## [Aim of the exercise]
Whenever a line below holds the word "this", copy that line.

## [Task input]
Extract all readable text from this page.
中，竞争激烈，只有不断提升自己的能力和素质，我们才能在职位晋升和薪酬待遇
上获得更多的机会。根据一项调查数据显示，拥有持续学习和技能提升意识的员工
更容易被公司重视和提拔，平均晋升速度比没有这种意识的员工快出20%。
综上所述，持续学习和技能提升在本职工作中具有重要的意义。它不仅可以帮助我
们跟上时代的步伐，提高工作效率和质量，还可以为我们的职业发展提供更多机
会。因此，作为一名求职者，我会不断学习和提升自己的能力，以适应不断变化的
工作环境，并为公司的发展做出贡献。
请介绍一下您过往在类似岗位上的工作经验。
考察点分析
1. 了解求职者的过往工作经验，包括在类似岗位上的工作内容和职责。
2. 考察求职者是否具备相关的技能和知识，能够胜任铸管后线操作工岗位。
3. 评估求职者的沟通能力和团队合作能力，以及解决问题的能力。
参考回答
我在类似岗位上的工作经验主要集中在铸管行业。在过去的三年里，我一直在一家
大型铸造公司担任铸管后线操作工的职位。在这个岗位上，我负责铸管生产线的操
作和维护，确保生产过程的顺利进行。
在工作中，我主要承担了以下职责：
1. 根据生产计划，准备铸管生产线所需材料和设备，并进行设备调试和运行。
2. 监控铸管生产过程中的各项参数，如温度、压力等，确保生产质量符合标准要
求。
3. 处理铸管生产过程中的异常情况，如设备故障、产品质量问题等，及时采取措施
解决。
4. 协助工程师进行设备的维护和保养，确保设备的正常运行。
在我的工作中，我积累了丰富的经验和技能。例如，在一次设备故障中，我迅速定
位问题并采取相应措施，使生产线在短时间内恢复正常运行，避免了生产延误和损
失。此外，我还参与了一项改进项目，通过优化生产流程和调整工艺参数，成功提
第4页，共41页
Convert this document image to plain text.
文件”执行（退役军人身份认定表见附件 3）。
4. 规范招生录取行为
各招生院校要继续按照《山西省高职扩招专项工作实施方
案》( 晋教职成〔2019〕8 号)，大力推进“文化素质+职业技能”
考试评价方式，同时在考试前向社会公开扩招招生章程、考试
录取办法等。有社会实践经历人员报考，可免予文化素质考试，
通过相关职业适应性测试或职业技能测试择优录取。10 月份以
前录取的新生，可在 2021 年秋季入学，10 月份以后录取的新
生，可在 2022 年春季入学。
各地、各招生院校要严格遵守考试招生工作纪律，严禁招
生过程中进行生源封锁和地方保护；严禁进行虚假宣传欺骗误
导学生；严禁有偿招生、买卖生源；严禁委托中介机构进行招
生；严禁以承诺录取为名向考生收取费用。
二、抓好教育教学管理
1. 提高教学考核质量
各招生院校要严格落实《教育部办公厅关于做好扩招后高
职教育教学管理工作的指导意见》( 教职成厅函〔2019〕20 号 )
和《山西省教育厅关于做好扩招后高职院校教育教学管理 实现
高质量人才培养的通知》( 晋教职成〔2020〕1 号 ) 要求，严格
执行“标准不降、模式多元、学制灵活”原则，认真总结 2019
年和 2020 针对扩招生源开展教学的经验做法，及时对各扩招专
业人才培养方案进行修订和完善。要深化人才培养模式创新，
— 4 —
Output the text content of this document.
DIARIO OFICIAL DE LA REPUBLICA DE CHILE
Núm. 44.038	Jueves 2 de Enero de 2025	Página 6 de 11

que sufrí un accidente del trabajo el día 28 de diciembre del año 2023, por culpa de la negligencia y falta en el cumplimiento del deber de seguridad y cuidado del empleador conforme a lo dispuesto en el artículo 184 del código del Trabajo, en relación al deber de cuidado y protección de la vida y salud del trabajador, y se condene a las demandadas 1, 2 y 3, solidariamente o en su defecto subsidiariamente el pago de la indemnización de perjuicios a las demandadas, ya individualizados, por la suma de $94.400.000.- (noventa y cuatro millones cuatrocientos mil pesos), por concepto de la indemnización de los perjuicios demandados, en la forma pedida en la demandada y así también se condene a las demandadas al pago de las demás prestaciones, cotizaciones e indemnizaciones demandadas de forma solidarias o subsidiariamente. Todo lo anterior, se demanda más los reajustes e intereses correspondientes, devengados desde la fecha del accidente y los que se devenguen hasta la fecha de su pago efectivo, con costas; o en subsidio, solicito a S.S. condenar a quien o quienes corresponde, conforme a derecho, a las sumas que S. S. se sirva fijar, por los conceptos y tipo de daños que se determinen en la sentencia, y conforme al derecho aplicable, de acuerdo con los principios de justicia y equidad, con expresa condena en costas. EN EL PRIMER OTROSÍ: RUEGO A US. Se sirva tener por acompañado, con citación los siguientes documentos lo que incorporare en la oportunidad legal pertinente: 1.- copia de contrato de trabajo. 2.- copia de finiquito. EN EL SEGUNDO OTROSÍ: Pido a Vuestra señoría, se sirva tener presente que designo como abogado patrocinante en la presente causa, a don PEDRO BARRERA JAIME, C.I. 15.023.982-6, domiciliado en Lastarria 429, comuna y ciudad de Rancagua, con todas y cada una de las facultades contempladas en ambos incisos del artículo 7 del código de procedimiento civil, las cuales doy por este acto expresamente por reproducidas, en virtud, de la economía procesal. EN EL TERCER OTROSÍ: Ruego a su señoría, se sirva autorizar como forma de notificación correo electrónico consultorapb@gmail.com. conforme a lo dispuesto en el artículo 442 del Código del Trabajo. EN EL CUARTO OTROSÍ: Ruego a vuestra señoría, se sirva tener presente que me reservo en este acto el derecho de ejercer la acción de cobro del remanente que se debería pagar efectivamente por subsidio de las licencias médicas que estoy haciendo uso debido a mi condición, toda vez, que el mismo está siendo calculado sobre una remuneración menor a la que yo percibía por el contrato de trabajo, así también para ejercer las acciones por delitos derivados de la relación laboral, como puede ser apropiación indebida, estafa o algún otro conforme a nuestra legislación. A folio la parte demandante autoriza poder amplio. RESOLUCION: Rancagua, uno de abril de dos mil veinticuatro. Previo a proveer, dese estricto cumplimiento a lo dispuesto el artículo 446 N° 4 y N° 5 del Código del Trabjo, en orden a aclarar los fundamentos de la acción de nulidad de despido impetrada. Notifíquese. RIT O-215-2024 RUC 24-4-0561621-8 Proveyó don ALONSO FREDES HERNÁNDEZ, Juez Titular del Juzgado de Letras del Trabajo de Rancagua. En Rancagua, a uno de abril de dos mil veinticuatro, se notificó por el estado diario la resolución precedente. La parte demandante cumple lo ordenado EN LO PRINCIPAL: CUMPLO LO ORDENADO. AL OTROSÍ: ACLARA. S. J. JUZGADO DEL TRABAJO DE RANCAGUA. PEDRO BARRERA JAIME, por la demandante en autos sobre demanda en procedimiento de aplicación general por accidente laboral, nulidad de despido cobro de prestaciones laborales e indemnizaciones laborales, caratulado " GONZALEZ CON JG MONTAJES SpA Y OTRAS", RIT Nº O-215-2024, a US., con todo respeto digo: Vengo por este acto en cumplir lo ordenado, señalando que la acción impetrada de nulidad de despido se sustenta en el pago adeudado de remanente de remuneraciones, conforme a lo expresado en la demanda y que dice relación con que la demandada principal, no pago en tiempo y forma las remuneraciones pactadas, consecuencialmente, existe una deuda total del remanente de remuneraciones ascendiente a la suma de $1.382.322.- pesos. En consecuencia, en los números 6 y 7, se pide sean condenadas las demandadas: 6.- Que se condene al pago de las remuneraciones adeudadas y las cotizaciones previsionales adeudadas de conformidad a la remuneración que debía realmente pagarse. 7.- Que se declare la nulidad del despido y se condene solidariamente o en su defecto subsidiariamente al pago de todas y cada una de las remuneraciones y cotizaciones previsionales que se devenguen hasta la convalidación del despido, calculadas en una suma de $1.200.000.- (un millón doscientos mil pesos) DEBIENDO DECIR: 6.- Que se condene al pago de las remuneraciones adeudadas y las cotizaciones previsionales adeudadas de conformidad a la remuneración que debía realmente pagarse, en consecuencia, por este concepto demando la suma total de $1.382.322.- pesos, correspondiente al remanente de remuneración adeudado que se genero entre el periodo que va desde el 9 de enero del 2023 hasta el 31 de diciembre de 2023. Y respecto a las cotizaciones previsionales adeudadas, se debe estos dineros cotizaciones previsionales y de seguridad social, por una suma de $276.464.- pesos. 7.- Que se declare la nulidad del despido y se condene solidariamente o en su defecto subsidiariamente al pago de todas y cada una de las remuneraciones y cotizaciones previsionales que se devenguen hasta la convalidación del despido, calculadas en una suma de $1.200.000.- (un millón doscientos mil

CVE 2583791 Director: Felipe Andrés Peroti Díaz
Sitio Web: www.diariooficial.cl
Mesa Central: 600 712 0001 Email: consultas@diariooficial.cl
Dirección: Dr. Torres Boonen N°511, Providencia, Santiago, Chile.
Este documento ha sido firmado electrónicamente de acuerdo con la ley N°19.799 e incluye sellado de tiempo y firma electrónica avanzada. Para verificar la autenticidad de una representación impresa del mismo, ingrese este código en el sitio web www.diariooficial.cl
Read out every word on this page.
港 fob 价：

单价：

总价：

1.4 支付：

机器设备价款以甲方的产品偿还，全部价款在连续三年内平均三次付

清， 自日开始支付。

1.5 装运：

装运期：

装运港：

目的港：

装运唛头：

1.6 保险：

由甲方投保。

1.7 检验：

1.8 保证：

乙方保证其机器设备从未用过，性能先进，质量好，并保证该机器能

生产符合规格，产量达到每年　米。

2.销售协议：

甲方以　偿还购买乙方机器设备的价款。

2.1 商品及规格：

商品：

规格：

## [Response to the task]
Extract all readable text from this page.
Convert this document image to plain text.
Output the text content of this document.
Read out every word on this page.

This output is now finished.